• [READING PASSAGE]
-- Start --

In 1967 the community in their part of Mamelodi was informed that the area had been earmarked for another development by the apartheid government. Once again, a forced removal was on the horizon. The Sotho, Nguni and the Shangaan people were moved to Soshanguve township (the name is an abbreviation of the three ethnic groups). As Motswana, the Tlhapane family was moved to Garankuwa township, north of Pretoria, in the early 1970s.
In Garankuwa Mr Tlhapane became an acolyte, altar assistant and catechist. In 1974, he co-founded the Catholic Men’s Association (CMA), which soon spread to the surrounding areas. Today it covers most parishes in Pretoria’s townships and beyond. Mr Tlhapane also became a member of the local Sacred Heart Sodality, for whom he helped draft its rulebook.
In 1979 he was among the local Catholics who, along with Stigmatine Father Charles Mittempergher, founded the second parish in the township, the Maria Mater Ecclesiae church. It has been the Tlhapane family’s parish ever since. “Before this happened, we would hold our Mass services in various classrooms at the schools in our vicinity. Eventually, we identified a site for a church. I was the one to manage the removal of big rocks and to lay the foundation on the site,” Mr Tlhapane recalled. His Marian devotion led him to head the building of a parish grotto soon after the church building was completed.
Fruits of pilgrimage
In 1981 Mr Tlhapane was chosen to represent the archdiocese of Pretoria at the International Eucharistic Congress in Lourdes. He extended his trip to go on a pilgrimage to Rome and other holy sites in France, Spain and Portugal. It was a dream trip for him, as it enabled him to visit the holy sites of Lourdes and Fatima.
“One of the items he brought back with him was a picture of the Black Madonna and Child,” daughter Anastacia recalled. “It was the first time that my family and many Garankuwa Catholic families were seeing a representation of Mother Mary and the baby Jesus as black people. Remember those were the days of apartheid when we, as black people, were made to believe that every important figure in history and Christianity was white. It changed a lot of people’s ideas about what we had always thought to be true about Jesus and his roots, taking into account that the picture was coming from Europe.”

-- End --

• [SUPPLIED MATERIAL]
-- Start --

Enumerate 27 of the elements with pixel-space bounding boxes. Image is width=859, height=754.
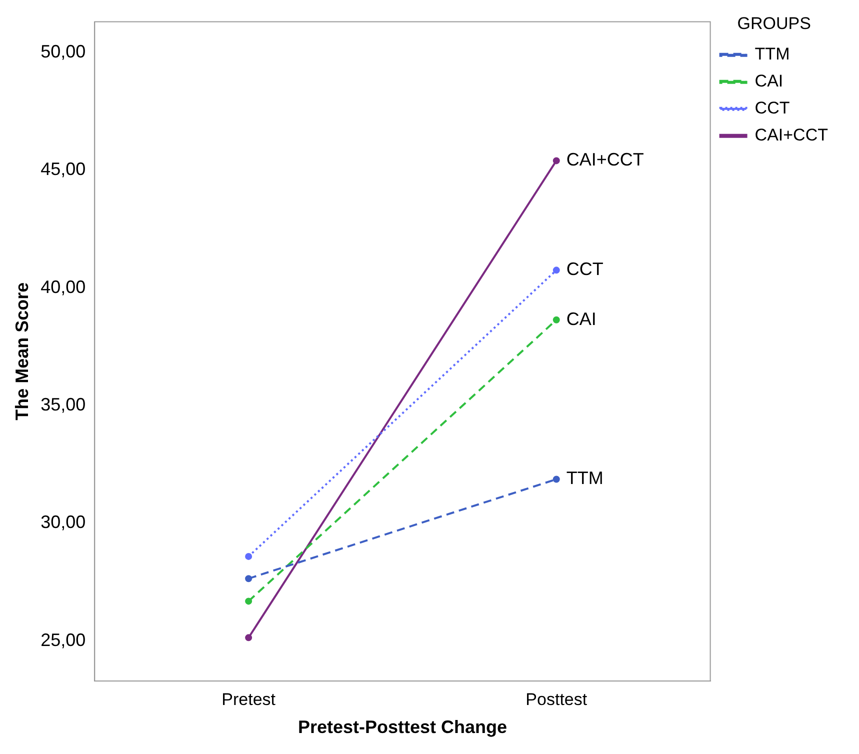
legend-label: CAI+CCT [754,126,828,145]
point [245,552,252,560]
legend-title: GROUPS [737,14,811,34]
y-axis-title: The Mean Score [12,282,32,420]
y-tick-label: 40,00 [40,276,86,297]
point [245,575,252,582]
point [552,476,560,483]
x-tick-label: Pretest [222,690,276,709]
legend-label: TTM [754,44,790,64]
point [552,157,560,164]
legend-label: CAI [754,72,784,91]
y-tick-label: 45,00 [40,159,86,180]
point [245,634,252,642]
text: CAI [566,308,596,329]
point [552,316,560,324]
y-tick-label: 30,00 [40,512,86,532]
y-tick-label: 50,00 [40,41,86,62]
point [245,598,252,605]
y-tick-label: 25,00 [40,630,86,650]
text: CAI+CCT [566,150,644,170]
x-axis-title: Pretest-Posttest Change [298,717,507,738]
x-tick-label: Posttest [526,690,588,709]
text: TTM [566,468,604,488]
y-tick-label: 35,00 [40,394,86,415]
legend-label: CCT [754,98,790,118]
point [552,266,560,274]
text: CCT [566,259,604,280]
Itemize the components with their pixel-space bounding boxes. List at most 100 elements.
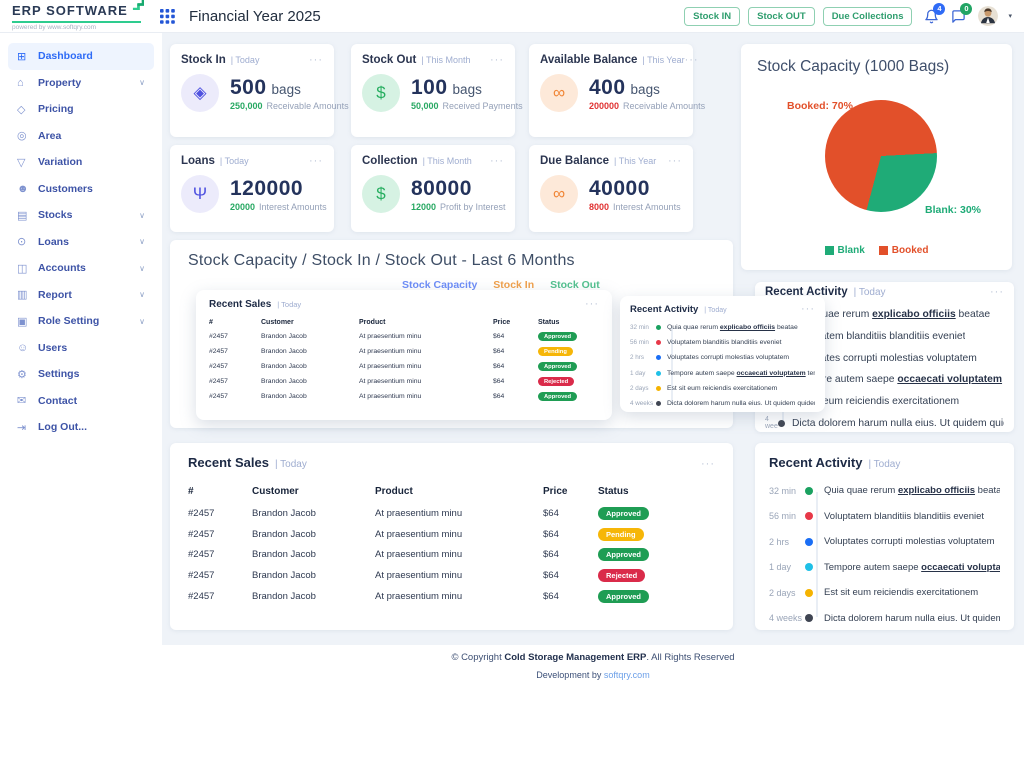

-- End --

• [OBJECTIVE]
According to the text about Mr Tlhapane, what organization did he co-found in 1974?

• [OUTPUT OF THE TASK]
The Catholic Men’s Association (CMA).